** OBJECTIVE **
Please copy the material word for word from its first line up to and including the line with "Text: 173: 173 xyxy=(313,384,335,394)".

>> begin DATASET

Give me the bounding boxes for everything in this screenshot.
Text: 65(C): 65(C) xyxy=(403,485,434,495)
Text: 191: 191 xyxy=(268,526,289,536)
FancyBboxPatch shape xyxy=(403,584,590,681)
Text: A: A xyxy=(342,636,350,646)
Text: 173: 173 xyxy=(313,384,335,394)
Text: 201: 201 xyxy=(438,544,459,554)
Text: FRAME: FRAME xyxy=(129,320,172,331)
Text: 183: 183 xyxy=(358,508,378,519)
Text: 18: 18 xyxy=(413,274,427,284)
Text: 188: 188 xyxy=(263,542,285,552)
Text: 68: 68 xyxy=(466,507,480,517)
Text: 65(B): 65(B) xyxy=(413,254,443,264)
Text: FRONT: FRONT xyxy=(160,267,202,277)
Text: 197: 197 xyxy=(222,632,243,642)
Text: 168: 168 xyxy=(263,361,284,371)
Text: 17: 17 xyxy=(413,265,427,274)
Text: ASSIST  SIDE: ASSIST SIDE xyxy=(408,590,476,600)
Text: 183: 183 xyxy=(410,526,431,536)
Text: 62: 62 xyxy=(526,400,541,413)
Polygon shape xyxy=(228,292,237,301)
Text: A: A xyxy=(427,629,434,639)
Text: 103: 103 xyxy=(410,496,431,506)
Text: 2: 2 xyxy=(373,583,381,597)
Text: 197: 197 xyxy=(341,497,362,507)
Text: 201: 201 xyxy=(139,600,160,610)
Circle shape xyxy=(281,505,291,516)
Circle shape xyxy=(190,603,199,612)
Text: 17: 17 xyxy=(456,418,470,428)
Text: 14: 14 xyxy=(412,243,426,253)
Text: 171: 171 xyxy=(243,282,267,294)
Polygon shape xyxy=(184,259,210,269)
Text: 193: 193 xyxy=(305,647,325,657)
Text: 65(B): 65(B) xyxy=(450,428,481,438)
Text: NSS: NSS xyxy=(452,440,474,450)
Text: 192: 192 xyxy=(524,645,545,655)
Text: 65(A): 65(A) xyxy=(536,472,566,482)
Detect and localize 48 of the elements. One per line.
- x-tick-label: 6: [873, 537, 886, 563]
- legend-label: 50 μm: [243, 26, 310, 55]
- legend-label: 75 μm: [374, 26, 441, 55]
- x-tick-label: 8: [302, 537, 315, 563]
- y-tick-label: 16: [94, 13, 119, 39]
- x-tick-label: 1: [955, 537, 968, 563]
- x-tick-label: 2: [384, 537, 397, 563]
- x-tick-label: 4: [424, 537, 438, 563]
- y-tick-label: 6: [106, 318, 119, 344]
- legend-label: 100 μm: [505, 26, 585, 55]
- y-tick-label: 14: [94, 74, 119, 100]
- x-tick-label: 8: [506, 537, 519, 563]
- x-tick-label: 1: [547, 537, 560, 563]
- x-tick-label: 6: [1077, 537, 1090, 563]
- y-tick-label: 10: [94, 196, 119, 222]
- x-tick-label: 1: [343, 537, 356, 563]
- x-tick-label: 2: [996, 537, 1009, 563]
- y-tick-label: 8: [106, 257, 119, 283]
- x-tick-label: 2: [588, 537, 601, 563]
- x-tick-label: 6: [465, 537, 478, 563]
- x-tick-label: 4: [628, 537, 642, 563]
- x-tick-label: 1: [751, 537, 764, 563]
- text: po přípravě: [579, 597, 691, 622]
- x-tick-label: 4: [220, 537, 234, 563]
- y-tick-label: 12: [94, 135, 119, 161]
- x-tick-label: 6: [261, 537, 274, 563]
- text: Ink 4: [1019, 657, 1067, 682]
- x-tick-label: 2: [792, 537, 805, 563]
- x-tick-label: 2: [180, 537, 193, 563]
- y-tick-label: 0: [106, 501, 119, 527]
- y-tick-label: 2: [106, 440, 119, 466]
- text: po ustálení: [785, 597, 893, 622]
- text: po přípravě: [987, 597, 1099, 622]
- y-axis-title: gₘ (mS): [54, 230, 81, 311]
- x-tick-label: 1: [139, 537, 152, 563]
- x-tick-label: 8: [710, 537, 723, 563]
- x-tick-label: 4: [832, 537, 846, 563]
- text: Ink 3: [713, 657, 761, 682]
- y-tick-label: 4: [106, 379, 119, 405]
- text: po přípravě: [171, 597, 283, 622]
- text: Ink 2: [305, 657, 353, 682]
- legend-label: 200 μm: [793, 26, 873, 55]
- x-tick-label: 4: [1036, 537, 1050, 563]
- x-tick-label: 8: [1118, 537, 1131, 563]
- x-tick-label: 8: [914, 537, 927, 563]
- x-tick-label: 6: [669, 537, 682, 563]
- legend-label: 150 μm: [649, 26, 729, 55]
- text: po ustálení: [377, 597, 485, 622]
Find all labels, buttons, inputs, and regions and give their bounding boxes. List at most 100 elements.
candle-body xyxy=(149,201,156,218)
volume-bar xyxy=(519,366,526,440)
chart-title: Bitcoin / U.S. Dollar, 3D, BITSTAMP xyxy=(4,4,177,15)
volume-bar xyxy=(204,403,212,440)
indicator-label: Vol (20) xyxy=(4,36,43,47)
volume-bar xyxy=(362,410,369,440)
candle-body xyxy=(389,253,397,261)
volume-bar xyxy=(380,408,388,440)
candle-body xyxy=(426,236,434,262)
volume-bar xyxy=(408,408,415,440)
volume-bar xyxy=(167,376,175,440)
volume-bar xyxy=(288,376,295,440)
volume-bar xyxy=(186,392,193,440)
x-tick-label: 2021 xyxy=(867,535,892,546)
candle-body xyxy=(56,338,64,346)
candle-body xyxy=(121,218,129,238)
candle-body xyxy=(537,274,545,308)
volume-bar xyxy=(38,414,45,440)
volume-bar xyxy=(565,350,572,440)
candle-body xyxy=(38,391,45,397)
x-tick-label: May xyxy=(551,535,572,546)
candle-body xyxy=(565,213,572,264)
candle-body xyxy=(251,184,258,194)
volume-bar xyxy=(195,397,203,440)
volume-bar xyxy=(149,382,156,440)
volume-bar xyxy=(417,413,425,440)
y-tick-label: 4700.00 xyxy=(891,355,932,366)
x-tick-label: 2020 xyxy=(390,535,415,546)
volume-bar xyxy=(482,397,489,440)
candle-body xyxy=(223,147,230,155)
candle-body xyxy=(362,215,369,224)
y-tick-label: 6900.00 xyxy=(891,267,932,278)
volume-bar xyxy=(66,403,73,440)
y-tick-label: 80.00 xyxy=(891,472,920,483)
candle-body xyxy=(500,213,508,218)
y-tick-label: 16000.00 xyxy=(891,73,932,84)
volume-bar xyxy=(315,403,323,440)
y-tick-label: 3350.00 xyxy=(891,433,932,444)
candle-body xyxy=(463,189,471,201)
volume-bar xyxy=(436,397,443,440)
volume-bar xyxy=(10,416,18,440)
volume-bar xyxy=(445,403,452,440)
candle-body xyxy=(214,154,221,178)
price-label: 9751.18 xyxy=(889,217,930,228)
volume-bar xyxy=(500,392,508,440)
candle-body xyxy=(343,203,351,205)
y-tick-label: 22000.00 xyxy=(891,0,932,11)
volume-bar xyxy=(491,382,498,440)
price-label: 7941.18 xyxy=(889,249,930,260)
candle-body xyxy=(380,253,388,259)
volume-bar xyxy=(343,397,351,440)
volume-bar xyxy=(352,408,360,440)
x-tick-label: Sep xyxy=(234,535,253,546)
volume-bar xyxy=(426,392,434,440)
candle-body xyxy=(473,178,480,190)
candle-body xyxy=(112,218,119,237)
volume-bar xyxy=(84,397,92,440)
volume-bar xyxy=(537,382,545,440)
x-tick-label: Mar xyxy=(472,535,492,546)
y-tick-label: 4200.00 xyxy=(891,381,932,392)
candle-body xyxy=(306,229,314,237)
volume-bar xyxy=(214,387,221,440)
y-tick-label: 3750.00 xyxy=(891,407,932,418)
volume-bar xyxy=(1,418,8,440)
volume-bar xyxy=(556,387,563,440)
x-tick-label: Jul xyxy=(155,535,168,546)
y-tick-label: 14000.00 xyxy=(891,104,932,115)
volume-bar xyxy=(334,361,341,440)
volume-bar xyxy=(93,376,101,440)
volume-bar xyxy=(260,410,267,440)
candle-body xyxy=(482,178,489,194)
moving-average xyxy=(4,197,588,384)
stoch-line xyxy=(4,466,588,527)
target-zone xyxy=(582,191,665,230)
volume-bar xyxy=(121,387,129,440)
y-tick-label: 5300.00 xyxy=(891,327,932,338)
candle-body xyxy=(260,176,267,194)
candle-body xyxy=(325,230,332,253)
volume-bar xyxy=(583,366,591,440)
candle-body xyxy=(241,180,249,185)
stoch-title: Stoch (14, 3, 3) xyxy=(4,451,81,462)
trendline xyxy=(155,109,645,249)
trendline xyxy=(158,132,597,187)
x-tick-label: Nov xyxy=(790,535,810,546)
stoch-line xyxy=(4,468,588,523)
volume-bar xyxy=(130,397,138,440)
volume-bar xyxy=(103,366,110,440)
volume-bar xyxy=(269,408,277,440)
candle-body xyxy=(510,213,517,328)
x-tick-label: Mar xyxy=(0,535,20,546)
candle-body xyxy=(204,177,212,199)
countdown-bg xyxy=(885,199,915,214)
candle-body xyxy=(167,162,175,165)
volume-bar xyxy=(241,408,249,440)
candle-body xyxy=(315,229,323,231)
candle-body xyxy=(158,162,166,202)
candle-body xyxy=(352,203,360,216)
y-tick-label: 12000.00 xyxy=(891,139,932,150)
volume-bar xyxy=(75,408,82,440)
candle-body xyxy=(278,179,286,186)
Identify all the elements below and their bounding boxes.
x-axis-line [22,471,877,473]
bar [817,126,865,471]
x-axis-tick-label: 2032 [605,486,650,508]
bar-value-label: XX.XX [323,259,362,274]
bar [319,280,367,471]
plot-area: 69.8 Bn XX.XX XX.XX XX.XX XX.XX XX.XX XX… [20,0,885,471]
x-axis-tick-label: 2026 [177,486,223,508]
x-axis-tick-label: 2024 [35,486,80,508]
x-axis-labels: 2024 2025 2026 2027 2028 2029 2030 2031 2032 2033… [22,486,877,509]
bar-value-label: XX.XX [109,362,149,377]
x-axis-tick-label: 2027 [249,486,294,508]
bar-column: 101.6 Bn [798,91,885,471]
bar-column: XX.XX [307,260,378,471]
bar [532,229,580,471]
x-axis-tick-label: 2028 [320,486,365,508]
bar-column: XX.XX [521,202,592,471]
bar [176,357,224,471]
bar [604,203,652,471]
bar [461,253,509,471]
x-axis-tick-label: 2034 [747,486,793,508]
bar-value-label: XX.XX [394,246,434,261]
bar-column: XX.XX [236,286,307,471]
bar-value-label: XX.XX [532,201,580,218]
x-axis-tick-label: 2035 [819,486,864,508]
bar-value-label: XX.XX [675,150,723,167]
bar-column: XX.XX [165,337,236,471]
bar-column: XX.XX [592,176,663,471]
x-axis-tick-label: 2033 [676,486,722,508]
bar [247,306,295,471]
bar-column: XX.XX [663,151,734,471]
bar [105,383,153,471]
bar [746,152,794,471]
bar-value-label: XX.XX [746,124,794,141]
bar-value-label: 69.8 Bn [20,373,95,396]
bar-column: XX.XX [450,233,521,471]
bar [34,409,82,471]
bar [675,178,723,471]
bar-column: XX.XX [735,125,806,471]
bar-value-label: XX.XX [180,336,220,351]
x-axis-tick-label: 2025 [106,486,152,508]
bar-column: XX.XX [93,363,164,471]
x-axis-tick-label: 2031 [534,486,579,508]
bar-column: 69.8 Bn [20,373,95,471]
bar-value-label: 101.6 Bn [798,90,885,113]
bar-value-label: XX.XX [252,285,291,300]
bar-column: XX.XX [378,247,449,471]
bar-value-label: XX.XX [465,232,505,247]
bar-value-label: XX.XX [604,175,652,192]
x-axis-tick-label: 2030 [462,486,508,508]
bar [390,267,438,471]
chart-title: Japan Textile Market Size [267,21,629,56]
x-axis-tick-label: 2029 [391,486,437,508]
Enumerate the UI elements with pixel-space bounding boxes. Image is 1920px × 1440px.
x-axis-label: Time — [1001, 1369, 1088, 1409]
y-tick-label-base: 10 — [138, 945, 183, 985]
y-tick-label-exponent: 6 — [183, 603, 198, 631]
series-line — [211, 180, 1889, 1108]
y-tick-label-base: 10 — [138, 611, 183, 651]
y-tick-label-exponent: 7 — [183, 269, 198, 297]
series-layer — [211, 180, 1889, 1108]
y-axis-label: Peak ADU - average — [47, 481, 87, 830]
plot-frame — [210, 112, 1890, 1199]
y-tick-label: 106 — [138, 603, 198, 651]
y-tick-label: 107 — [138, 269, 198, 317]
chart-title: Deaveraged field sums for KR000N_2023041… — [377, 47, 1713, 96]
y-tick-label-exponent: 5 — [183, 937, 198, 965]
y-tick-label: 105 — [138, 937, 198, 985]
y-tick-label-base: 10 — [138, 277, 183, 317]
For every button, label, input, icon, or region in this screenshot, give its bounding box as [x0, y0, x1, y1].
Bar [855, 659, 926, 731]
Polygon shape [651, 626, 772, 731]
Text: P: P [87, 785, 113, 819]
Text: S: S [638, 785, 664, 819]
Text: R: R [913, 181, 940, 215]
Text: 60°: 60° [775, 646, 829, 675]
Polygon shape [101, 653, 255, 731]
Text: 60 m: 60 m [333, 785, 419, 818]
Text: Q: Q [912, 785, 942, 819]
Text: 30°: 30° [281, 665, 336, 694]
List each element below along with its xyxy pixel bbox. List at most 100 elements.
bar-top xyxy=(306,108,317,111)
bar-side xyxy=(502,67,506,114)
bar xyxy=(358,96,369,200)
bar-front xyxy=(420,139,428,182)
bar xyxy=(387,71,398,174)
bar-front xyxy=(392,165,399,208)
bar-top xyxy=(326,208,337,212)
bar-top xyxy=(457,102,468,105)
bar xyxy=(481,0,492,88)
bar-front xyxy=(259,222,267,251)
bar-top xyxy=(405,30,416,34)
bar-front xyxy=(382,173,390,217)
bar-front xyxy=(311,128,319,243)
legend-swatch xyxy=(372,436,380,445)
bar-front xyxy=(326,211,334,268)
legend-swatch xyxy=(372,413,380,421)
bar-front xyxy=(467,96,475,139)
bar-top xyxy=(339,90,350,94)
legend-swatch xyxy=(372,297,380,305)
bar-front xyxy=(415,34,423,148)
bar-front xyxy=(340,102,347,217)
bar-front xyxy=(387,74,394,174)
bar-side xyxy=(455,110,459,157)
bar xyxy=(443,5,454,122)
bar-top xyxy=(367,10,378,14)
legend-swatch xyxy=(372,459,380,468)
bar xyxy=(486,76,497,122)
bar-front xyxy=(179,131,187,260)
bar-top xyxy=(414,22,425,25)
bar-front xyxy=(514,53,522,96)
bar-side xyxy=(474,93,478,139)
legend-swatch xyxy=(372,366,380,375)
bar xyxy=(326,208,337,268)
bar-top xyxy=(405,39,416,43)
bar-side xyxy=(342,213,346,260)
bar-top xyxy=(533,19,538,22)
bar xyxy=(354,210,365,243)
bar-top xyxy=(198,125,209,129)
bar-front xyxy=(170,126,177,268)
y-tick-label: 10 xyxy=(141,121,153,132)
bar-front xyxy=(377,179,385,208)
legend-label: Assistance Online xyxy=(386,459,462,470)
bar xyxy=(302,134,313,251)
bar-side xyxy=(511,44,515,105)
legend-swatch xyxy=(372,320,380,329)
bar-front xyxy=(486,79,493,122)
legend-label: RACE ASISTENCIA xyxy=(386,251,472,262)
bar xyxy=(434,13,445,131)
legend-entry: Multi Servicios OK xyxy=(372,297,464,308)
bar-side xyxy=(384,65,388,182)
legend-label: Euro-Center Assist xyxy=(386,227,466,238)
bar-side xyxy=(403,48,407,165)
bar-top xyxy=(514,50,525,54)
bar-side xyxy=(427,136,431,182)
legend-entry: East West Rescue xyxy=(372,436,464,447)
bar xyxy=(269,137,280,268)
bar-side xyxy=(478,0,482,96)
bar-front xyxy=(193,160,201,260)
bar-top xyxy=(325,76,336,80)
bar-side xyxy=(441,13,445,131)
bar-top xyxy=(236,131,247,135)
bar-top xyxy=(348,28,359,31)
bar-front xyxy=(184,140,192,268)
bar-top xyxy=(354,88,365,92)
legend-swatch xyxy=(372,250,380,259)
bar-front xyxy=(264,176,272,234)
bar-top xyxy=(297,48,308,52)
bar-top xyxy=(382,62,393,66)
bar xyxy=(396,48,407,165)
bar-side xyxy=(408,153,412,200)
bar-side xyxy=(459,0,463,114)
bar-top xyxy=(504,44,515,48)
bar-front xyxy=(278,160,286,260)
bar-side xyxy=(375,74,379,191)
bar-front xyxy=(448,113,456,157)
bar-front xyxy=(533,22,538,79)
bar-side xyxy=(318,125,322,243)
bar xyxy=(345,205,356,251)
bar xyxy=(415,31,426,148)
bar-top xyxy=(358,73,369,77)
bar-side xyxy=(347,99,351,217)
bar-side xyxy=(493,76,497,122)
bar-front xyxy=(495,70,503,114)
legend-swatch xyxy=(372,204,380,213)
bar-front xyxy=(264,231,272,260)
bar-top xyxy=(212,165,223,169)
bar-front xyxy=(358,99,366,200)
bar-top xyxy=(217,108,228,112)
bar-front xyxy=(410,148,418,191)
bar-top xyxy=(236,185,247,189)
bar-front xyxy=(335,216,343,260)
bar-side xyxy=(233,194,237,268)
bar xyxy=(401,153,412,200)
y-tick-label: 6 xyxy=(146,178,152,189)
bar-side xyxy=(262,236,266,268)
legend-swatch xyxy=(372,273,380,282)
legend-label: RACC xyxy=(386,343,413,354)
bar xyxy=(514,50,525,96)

>> end DATASET

** WRITTEN ANSWER **
Give me the bounding boxes for everything in this screenshot.
Text: 65(C): 65(C) xyxy=(403,485,434,495)
Text: 191: 191 xyxy=(268,526,289,536)
FancyBboxPatch shape xyxy=(403,584,590,681)
Text: A: A xyxy=(342,636,350,646)
Text: 173: 173 xyxy=(313,384,335,394)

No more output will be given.